*DATA*:

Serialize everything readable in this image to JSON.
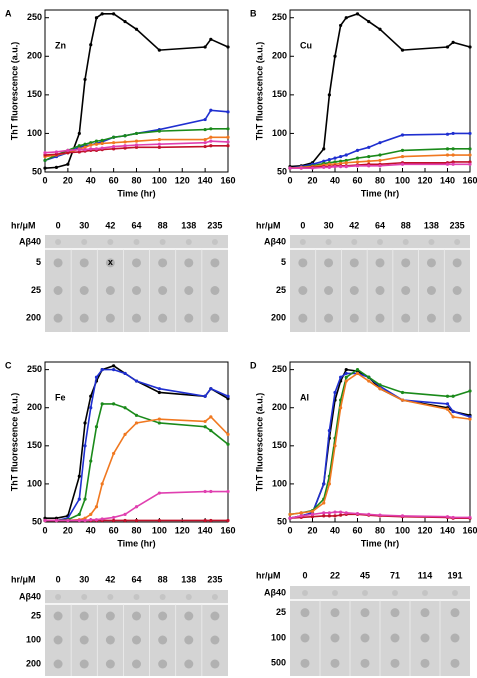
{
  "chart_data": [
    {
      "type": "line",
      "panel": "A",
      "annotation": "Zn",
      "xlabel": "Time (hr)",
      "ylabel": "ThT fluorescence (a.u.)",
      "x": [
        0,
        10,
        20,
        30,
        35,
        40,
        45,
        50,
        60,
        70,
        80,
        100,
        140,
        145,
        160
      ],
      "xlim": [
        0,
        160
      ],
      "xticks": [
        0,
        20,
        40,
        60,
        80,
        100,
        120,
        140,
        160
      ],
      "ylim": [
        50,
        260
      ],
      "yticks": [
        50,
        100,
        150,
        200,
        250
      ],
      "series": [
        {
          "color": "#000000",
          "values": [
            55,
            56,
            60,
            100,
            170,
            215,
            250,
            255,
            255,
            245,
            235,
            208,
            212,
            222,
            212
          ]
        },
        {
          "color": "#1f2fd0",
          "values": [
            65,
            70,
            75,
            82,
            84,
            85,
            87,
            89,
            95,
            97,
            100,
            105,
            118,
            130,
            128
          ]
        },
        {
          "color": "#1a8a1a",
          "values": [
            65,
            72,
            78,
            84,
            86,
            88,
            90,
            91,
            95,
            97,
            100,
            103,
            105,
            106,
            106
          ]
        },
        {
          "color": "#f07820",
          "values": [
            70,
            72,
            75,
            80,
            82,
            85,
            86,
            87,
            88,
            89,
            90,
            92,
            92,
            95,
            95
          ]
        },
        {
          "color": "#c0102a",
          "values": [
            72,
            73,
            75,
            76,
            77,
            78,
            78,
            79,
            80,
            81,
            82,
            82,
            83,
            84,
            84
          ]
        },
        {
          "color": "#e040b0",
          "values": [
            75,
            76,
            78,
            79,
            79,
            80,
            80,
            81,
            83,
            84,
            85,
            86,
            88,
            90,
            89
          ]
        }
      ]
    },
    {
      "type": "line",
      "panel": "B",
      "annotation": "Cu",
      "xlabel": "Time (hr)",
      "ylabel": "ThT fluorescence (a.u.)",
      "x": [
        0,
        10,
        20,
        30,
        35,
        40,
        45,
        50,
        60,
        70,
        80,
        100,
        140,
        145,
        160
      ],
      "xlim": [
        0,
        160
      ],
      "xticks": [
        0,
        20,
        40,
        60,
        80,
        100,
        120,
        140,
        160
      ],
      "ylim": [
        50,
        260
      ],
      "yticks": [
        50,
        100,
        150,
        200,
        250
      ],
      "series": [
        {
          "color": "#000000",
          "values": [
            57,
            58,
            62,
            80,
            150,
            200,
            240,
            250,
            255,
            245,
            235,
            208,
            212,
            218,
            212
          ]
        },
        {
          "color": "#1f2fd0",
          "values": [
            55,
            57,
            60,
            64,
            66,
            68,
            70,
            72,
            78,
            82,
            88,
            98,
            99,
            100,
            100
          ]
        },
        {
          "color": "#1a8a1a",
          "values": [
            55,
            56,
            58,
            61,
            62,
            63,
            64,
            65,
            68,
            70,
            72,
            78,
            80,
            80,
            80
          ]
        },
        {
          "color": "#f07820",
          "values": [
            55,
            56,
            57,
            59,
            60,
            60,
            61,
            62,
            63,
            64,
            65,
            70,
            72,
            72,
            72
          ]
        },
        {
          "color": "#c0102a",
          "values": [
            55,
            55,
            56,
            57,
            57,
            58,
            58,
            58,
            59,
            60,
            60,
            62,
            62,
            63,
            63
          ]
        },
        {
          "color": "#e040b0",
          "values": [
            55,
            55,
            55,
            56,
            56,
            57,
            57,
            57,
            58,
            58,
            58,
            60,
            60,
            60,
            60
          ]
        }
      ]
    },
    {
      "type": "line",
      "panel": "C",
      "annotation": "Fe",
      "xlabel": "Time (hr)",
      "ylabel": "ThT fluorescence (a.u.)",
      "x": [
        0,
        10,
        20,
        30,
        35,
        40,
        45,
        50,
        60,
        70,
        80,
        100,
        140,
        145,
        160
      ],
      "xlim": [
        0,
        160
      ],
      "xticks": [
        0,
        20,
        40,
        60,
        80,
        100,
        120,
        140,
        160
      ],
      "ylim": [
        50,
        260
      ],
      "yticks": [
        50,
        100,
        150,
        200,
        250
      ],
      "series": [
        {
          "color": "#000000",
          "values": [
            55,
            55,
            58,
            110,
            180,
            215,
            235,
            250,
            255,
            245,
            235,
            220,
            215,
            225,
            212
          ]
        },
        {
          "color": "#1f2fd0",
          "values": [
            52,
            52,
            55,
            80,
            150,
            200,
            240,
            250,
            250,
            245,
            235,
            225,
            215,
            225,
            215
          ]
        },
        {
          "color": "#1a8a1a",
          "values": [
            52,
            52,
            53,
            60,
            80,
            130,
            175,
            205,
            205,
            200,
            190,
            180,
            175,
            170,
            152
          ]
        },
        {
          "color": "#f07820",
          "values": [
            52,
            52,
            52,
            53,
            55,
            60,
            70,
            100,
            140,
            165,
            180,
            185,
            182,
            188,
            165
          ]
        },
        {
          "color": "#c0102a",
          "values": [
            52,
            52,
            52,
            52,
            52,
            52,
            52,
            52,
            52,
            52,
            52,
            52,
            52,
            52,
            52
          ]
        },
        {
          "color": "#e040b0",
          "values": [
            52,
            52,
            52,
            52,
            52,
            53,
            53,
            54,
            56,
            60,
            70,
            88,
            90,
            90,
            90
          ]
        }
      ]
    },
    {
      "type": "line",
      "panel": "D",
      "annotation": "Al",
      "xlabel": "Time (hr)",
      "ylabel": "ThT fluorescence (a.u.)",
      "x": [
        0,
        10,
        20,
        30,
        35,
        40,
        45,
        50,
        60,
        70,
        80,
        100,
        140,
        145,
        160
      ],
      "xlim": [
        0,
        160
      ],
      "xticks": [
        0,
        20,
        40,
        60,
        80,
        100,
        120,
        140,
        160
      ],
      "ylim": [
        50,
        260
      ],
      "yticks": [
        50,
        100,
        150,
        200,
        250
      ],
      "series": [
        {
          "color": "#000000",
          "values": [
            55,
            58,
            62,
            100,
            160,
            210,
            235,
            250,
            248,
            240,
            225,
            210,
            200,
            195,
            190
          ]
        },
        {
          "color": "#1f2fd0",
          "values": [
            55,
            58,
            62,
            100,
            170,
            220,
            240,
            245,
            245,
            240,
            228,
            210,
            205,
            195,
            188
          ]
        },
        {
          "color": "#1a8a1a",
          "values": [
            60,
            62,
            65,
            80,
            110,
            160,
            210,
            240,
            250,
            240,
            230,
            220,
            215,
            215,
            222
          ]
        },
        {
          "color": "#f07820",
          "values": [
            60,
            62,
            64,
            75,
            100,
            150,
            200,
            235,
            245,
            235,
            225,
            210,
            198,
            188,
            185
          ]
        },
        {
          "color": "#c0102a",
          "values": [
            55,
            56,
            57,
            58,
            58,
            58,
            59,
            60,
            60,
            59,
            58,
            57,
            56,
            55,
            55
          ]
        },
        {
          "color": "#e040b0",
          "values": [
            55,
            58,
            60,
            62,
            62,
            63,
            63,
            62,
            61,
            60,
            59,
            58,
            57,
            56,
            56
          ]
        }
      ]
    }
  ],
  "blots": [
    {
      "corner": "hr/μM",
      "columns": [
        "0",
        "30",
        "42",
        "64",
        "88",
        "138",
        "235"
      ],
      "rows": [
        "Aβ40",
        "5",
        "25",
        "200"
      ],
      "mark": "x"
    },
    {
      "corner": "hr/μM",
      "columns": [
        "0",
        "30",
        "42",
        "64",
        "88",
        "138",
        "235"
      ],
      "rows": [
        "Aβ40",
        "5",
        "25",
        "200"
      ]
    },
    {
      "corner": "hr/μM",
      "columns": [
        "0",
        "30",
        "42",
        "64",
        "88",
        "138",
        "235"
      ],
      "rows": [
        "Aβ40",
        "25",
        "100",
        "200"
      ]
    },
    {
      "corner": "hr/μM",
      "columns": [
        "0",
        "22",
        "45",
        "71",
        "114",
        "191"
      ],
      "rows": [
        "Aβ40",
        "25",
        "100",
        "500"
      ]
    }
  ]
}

---

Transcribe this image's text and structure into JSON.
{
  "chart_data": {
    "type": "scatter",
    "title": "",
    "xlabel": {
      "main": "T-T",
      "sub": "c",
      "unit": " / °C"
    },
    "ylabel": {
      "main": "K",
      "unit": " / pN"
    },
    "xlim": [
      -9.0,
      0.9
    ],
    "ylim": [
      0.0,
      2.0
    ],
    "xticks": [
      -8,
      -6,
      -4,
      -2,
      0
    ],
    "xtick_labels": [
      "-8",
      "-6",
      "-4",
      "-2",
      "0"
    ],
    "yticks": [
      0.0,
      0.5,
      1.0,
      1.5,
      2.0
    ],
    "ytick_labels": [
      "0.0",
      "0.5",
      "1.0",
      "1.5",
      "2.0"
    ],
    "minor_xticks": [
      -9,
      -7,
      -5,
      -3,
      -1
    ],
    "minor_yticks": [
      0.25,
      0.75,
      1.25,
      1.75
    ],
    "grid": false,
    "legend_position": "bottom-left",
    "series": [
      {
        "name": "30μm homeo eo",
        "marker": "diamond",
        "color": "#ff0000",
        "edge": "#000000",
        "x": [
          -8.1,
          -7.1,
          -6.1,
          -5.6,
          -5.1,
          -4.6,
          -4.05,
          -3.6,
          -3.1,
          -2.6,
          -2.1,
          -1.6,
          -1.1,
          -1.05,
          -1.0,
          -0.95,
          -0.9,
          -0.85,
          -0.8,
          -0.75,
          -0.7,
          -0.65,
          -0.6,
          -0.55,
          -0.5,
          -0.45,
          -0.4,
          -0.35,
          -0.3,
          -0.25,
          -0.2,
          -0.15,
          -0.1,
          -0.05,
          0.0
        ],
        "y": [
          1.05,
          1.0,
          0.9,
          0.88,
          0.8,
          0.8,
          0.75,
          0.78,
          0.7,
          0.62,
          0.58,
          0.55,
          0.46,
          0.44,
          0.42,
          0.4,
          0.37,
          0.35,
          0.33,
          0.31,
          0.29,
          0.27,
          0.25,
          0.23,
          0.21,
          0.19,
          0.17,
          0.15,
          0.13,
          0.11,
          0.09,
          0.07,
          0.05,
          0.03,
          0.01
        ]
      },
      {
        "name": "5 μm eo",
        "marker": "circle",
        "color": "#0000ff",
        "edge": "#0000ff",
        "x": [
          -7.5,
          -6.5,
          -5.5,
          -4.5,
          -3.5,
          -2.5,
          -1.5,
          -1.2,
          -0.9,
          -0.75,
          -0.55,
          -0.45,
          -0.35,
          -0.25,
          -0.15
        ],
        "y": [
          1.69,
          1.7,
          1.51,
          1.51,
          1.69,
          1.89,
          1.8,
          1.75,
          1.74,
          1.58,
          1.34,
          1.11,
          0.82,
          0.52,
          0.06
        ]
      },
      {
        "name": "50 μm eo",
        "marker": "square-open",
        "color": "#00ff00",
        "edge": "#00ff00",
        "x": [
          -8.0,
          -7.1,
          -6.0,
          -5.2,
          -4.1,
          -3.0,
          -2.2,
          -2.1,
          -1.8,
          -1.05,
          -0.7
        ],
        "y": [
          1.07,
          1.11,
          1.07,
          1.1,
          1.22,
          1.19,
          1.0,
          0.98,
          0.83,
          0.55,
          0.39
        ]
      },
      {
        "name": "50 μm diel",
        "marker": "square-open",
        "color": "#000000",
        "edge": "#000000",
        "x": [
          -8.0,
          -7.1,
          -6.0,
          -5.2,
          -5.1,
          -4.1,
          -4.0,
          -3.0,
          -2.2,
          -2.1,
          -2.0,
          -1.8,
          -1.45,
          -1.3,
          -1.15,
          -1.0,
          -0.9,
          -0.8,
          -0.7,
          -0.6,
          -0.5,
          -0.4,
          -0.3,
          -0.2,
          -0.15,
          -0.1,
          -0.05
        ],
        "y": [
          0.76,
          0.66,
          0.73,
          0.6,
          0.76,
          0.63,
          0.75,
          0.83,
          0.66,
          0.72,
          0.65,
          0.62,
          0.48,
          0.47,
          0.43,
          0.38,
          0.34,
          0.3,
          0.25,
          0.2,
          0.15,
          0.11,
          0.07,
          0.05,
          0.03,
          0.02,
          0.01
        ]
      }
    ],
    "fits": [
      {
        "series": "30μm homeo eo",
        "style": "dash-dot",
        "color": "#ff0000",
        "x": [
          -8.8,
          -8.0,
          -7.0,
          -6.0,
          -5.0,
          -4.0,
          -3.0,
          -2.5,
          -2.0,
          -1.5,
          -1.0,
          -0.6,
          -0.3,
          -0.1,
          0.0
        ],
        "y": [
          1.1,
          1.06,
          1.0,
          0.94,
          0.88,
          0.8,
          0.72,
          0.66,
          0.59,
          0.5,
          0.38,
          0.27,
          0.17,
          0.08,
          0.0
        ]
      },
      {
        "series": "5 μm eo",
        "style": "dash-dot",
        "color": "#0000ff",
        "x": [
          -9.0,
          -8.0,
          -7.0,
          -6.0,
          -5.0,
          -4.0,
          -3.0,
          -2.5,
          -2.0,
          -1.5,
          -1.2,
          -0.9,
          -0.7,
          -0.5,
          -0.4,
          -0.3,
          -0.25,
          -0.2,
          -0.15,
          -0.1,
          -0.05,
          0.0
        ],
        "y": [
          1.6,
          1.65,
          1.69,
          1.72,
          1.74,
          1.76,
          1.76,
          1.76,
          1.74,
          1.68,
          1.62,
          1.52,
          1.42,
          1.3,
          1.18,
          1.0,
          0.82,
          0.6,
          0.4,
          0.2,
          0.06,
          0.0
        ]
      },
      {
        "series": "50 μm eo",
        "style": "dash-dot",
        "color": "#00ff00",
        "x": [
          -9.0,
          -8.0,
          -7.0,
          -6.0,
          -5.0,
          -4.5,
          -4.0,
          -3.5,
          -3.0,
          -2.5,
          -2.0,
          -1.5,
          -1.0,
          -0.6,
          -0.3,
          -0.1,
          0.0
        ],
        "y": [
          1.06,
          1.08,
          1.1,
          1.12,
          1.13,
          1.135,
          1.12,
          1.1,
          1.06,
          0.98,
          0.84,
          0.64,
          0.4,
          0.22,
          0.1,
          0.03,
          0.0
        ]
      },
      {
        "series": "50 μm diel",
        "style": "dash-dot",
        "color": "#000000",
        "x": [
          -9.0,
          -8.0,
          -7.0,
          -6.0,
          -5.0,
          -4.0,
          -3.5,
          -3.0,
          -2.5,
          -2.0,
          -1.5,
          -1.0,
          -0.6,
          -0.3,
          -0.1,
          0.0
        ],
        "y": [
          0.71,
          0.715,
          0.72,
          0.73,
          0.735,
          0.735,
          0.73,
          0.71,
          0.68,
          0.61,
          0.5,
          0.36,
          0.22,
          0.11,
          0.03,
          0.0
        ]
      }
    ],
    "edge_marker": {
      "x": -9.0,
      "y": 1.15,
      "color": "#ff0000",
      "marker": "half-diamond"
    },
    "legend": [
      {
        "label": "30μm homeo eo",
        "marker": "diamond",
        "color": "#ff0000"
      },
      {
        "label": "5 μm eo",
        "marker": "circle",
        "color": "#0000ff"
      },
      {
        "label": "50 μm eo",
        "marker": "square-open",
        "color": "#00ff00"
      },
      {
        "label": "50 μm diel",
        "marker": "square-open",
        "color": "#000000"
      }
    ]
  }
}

*SHORT EXERCISE*:
Pull out every line of the entries that includes the word "JSON".

*RESULT OF THE TASK*:
Serialize everything readable in this image to JSON.
Transcribe this image's text and structure into JSON.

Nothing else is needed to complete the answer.